>> START Entries

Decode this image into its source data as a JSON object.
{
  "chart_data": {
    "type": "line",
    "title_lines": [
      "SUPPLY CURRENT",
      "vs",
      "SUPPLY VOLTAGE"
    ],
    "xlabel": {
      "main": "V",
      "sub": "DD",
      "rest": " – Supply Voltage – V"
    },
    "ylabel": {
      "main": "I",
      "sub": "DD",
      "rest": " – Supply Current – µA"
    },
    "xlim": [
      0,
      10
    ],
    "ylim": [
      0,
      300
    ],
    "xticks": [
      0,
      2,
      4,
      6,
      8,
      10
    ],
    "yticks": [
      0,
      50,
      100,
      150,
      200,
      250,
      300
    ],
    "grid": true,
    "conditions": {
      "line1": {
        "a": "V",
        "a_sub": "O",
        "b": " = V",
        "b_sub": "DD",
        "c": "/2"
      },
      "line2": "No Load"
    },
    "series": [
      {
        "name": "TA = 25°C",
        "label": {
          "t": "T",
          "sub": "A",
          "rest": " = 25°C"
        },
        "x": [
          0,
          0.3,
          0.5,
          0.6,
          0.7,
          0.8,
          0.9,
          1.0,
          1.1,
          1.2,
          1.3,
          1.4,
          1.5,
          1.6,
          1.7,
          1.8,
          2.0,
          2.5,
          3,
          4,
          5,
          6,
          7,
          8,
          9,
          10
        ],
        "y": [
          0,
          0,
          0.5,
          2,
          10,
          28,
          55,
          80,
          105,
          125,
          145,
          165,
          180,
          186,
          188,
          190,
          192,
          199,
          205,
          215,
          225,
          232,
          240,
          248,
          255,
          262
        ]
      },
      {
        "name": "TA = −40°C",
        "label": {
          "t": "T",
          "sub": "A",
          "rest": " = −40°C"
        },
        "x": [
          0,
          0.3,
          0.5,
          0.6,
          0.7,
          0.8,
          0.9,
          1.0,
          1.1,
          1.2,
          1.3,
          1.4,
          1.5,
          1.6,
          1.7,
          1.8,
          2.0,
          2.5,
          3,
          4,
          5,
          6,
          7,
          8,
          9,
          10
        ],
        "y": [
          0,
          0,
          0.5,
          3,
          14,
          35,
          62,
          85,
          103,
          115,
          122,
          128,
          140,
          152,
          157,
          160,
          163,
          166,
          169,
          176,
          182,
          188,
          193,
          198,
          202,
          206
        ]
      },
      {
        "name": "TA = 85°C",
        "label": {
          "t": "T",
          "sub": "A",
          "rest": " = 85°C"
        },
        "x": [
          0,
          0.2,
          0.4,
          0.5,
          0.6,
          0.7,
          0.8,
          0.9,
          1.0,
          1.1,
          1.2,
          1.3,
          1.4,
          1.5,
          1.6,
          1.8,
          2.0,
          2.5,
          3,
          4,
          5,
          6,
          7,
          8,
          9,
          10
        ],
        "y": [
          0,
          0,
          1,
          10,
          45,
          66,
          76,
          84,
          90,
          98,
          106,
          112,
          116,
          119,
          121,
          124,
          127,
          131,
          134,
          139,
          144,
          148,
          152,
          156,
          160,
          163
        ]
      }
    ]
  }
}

>> END Entries

What to do => Each line containing the word "rest" counts once; report the total alone.

The output => 5